> _TASK OBJECTIVE_: Filter the records for lines holding the string "rede".
*** SOURCE DATA
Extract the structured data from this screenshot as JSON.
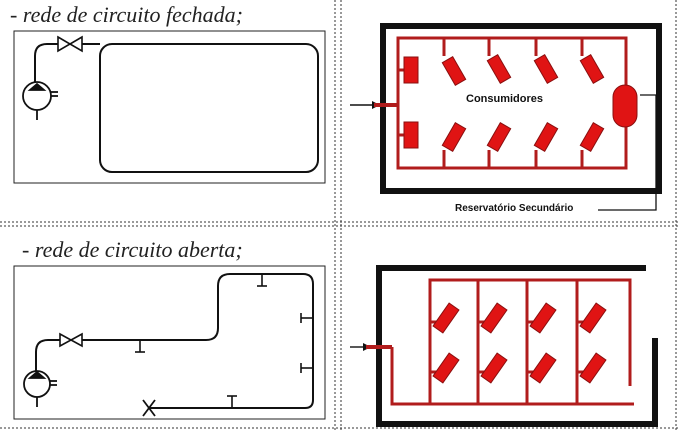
{
  "captions": {
    "closed": "- rede de circuito fechada;",
    "open": "- rede de circuito aberta;"
  },
  "labels": {
    "consumers": "Consumidores",
    "secondary_reservoir": "Reservatório Secundário"
  },
  "colors": {
    "line_black": "#111111",
    "pipe_red": "#b11c1c",
    "consumer_red": "#e01414"
  },
  "icons": [
    "valve-icon",
    "compressor-icon",
    "tap-icon",
    "cap-x-icon",
    "arrow-icon"
  ]
}
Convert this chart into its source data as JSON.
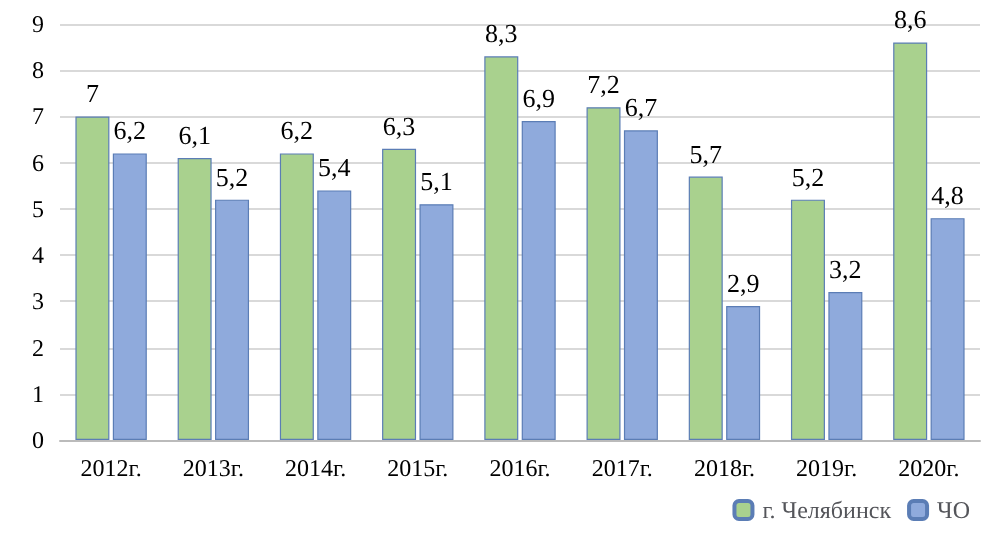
{
  "chart_data": {
    "type": "bar",
    "categories": [
      "2012г.",
      "2013г.",
      "2014г.",
      "2015г.",
      "2016г.",
      "2017г.",
      "2018г.",
      "2019г.",
      "2020г."
    ],
    "series": [
      {
        "name": "г. Челябинск",
        "color": "#a9d18e",
        "values": [
          7,
          6.1,
          6.2,
          6.3,
          8.3,
          7.2,
          5.7,
          5.2,
          8.6
        ],
        "value_labels": [
          "7",
          "6,1",
          "6,2",
          "6,3",
          "8,3",
          "7,2",
          "5,7",
          "5,2",
          "8,6"
        ]
      },
      {
        "name": "ЧО",
        "color": "#8faadc",
        "values": [
          6.2,
          5.2,
          5.4,
          5.1,
          6.9,
          6.7,
          2.9,
          3.2,
          4.8
        ],
        "value_labels": [
          "6,2",
          "5,2",
          "5,4",
          "5,1",
          "6,9",
          "6,7",
          "2,9",
          "3,2",
          "4,8"
        ]
      }
    ],
    "ylim": [
      0,
      9
    ],
    "yticks": [
      0,
      1,
      2,
      3,
      4,
      5,
      6,
      7,
      8,
      9
    ],
    "grid": "y",
    "legend": "bottom right"
  }
}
******
> _CORRECT OUTPUT_:
    "closed": "- rede de circuito fechada;",
    "open": "- rede de circuito aberta;"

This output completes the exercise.